+++ DATA LISTING

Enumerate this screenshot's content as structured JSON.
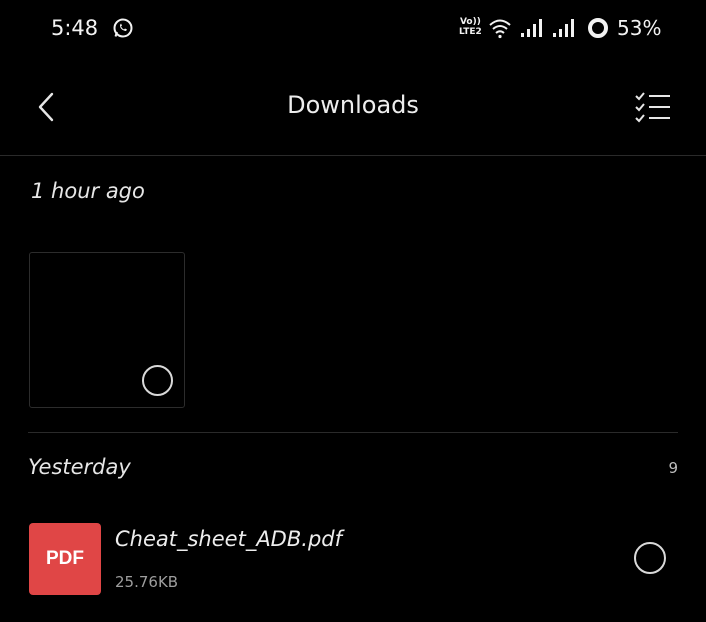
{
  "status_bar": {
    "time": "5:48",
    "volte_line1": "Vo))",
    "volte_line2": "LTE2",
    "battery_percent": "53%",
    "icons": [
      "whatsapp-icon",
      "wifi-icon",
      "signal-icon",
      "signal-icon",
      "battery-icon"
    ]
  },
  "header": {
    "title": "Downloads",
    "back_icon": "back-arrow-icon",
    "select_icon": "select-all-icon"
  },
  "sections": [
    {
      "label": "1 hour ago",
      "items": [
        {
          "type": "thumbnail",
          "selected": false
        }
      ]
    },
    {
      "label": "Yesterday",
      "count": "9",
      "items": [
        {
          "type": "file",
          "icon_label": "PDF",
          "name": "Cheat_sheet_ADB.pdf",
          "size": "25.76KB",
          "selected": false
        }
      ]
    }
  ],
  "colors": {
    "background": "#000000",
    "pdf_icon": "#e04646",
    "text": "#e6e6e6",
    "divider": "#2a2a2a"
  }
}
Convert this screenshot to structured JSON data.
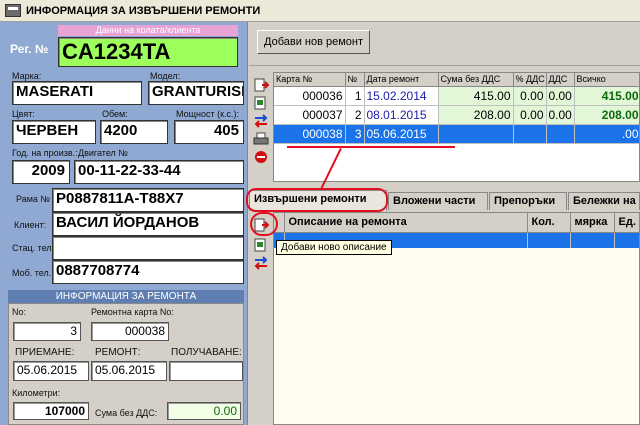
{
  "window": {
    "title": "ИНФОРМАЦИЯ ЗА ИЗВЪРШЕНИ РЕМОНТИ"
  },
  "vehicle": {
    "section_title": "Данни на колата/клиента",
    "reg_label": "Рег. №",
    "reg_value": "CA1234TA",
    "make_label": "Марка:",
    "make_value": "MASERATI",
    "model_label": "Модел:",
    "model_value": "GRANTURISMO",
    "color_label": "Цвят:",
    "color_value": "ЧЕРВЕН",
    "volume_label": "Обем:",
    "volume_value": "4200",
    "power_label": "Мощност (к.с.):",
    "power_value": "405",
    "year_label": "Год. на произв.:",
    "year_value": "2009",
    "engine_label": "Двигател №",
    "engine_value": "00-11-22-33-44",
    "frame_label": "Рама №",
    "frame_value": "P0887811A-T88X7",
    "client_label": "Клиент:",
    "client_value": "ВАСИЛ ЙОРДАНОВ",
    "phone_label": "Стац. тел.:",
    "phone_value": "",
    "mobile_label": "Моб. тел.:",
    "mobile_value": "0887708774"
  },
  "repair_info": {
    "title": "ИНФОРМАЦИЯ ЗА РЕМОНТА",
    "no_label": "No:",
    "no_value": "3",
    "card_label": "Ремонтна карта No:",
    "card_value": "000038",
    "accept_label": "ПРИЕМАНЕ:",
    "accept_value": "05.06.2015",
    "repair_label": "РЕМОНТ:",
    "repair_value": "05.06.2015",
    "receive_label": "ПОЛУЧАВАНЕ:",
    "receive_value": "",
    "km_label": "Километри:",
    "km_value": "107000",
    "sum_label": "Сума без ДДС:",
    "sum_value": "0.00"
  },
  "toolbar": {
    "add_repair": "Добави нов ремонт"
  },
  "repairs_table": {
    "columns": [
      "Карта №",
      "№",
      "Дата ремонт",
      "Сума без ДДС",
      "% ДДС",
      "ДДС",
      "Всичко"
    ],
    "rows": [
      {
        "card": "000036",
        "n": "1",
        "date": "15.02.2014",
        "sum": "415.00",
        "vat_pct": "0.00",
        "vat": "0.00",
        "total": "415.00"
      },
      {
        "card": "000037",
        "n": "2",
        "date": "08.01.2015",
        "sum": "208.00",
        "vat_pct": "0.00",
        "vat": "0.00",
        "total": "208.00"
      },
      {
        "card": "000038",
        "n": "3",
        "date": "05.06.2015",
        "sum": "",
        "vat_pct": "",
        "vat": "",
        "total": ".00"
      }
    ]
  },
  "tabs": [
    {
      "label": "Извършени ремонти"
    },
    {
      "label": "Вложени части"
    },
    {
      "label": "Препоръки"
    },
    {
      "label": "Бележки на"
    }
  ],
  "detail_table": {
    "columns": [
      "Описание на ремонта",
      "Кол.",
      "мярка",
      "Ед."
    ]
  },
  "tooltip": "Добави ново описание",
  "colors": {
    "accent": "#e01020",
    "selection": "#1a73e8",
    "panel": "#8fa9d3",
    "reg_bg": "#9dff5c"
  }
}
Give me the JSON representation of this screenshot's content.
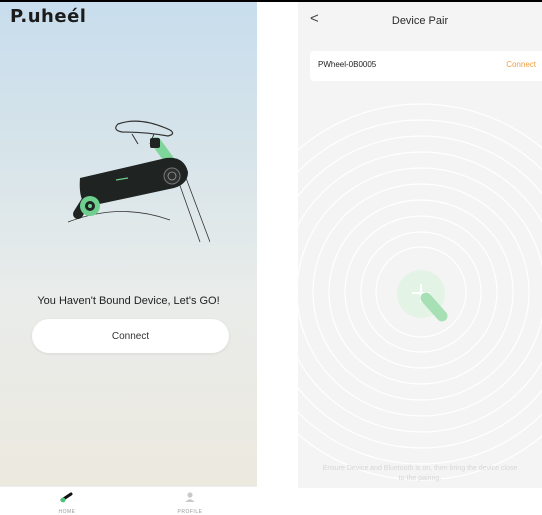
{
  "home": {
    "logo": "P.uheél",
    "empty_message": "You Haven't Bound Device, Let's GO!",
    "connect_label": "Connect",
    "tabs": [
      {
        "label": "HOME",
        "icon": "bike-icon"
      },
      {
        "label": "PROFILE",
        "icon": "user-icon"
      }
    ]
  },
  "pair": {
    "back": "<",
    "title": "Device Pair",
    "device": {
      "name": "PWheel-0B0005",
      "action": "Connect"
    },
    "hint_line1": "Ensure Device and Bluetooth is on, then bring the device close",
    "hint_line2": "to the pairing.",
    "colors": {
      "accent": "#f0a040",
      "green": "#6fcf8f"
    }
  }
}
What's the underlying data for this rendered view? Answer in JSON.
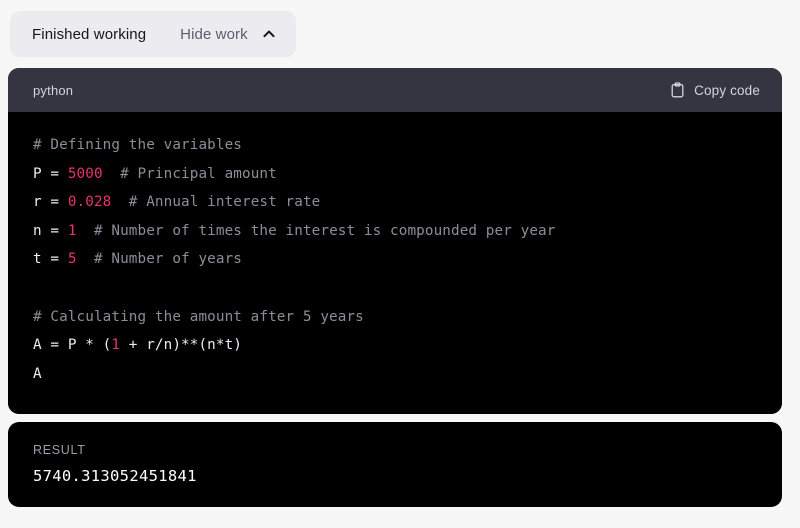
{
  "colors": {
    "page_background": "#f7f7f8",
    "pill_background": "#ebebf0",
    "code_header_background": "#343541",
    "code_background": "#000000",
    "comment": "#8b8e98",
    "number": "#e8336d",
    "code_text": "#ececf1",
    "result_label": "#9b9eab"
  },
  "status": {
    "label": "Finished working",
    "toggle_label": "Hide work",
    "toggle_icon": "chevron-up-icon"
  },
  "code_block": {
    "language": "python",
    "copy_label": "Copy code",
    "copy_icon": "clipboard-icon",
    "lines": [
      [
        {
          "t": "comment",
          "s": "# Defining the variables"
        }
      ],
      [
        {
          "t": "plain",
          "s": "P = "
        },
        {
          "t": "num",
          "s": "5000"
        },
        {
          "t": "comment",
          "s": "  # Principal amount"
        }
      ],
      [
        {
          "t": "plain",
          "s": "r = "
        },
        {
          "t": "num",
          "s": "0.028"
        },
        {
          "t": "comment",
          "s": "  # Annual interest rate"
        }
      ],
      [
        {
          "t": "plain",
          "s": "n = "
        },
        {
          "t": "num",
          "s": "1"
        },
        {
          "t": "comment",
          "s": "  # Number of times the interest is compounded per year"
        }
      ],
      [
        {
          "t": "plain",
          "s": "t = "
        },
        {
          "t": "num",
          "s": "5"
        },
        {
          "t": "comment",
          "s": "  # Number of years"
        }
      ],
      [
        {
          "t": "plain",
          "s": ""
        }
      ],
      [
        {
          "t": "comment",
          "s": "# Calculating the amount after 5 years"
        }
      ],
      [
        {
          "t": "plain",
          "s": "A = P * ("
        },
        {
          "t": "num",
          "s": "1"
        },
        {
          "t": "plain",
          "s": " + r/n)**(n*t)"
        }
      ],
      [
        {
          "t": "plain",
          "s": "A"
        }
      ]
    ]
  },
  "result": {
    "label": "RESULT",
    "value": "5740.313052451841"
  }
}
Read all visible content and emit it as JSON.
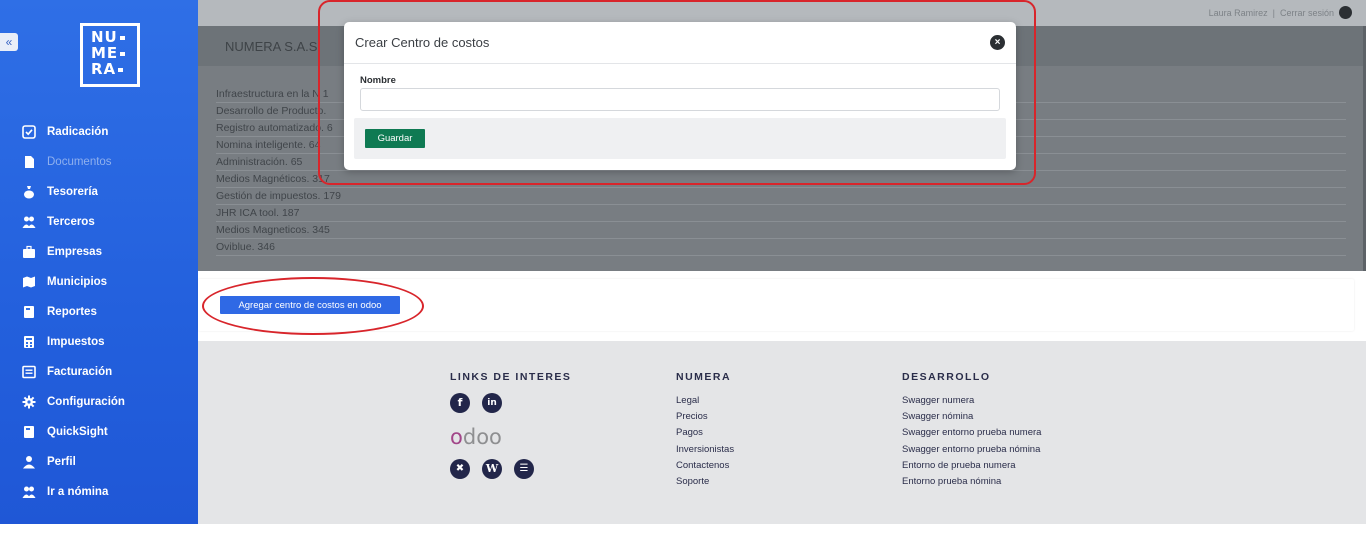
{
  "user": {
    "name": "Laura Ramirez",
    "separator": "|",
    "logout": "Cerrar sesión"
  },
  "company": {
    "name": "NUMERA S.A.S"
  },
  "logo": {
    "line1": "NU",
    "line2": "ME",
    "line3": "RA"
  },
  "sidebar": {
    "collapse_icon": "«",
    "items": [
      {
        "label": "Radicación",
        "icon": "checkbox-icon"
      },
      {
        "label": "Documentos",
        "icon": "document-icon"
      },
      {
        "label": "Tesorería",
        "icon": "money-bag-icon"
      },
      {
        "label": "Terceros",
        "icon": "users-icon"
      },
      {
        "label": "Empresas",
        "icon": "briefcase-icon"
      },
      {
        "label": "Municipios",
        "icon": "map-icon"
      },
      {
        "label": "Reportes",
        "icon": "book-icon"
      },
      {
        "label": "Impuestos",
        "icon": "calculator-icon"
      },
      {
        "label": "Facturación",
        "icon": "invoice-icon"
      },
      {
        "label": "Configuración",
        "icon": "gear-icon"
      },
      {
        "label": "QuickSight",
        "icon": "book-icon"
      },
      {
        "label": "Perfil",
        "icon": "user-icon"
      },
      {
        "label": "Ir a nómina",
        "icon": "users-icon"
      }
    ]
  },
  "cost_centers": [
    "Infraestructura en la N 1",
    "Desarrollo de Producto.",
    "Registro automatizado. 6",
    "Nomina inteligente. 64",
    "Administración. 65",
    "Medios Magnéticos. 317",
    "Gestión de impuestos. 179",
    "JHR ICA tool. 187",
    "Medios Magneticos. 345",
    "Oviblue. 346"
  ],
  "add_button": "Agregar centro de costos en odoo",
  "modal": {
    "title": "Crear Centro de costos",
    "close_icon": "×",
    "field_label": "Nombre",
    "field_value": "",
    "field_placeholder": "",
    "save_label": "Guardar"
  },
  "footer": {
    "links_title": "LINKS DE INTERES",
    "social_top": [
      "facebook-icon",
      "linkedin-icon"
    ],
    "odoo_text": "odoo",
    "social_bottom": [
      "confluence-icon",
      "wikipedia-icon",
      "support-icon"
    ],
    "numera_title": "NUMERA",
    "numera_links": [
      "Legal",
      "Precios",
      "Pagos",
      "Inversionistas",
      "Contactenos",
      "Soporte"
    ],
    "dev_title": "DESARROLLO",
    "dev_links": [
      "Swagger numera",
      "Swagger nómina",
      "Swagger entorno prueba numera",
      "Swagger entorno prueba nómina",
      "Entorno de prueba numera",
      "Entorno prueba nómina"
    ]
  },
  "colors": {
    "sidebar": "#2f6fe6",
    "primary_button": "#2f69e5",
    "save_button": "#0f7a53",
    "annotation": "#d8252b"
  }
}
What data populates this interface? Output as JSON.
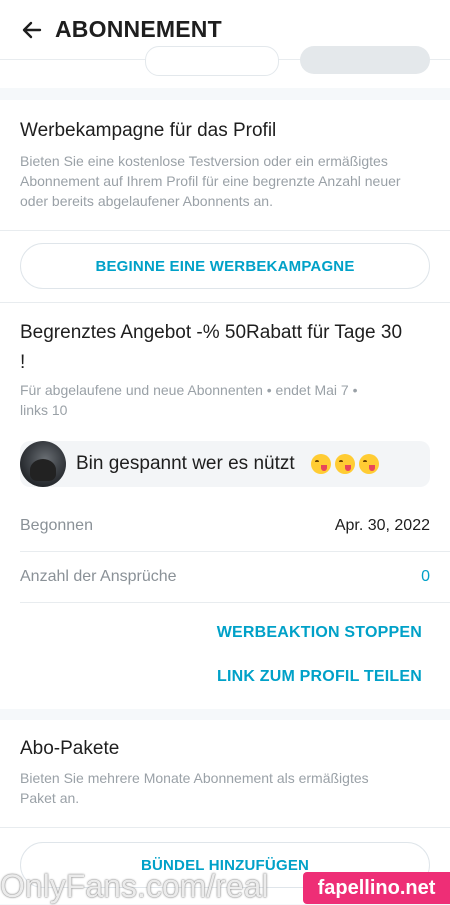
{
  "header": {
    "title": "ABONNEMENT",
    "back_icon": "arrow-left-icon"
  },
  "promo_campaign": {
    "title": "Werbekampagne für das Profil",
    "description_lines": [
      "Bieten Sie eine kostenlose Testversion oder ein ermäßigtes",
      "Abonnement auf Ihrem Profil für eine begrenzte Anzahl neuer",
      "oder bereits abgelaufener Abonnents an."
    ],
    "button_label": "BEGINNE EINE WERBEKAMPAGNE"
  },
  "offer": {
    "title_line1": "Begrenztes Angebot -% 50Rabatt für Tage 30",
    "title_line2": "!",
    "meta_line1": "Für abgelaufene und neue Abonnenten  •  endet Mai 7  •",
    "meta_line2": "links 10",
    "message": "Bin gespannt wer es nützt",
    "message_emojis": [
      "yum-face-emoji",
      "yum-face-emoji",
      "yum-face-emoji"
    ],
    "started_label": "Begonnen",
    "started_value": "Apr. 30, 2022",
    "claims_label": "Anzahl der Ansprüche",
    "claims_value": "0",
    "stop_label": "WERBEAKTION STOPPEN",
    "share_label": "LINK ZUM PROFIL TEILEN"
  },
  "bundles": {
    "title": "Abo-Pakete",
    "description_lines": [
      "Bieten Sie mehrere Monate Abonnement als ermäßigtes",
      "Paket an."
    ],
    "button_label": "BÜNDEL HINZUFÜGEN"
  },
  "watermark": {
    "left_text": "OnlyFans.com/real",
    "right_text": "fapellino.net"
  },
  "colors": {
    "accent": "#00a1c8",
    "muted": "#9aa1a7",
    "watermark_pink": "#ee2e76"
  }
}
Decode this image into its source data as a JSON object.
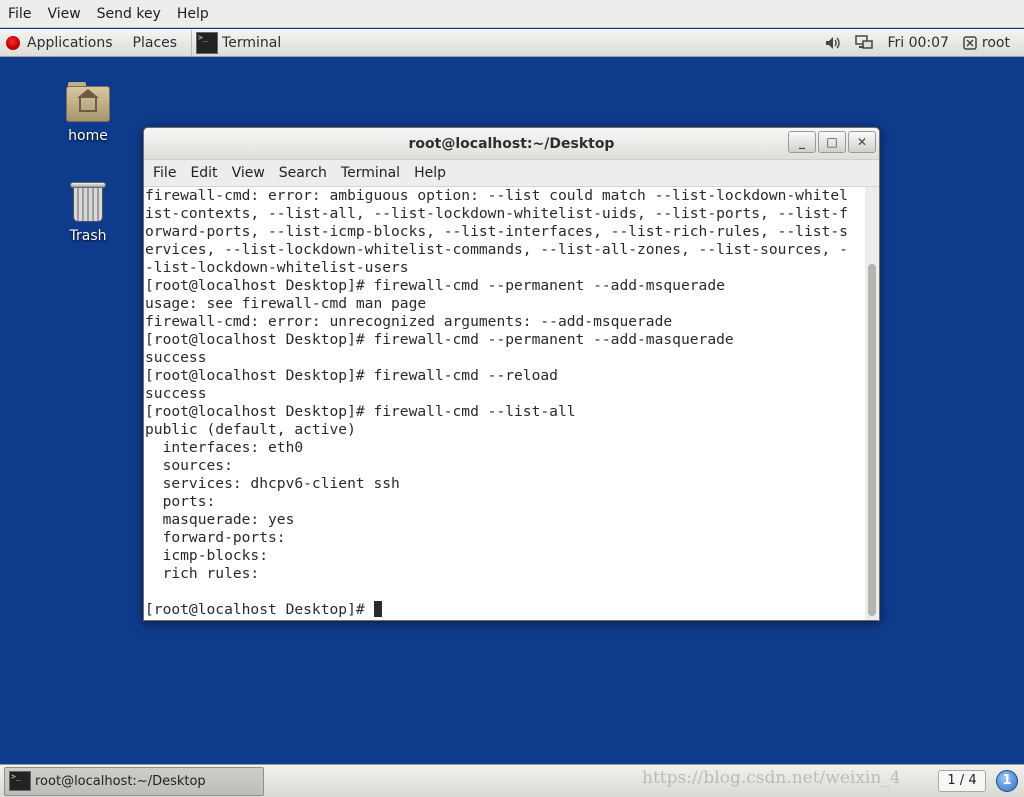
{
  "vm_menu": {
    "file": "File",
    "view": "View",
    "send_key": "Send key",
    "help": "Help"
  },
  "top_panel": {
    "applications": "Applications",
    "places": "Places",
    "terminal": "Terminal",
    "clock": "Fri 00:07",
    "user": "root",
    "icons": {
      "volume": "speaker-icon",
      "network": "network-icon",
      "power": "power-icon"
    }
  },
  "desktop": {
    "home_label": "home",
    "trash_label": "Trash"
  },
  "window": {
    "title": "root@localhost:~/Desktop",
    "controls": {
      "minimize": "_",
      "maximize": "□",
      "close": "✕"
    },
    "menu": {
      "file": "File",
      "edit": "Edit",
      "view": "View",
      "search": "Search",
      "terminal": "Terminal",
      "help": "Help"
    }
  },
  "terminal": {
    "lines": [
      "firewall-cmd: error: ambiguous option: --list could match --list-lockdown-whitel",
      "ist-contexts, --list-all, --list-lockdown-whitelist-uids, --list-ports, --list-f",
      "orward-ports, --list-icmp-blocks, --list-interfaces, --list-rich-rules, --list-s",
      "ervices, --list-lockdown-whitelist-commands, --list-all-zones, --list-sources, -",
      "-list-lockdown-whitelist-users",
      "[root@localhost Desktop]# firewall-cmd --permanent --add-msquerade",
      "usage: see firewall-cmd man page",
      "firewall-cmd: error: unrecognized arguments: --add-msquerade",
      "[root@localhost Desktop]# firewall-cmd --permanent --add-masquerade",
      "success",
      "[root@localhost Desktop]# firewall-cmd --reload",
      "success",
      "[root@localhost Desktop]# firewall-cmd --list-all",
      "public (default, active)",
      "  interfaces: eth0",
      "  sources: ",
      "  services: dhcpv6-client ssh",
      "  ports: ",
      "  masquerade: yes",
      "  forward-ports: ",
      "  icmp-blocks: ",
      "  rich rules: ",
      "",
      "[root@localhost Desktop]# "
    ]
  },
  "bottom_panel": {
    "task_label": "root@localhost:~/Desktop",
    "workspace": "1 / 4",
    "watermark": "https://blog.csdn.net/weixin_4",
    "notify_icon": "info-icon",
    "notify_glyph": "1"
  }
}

++++++

## [GIVEN EXERCISE]
Count how many lines in the data above hold the string "ermäßigtes", and give the number with no other words.

## [SOLVED EXERCISE]
2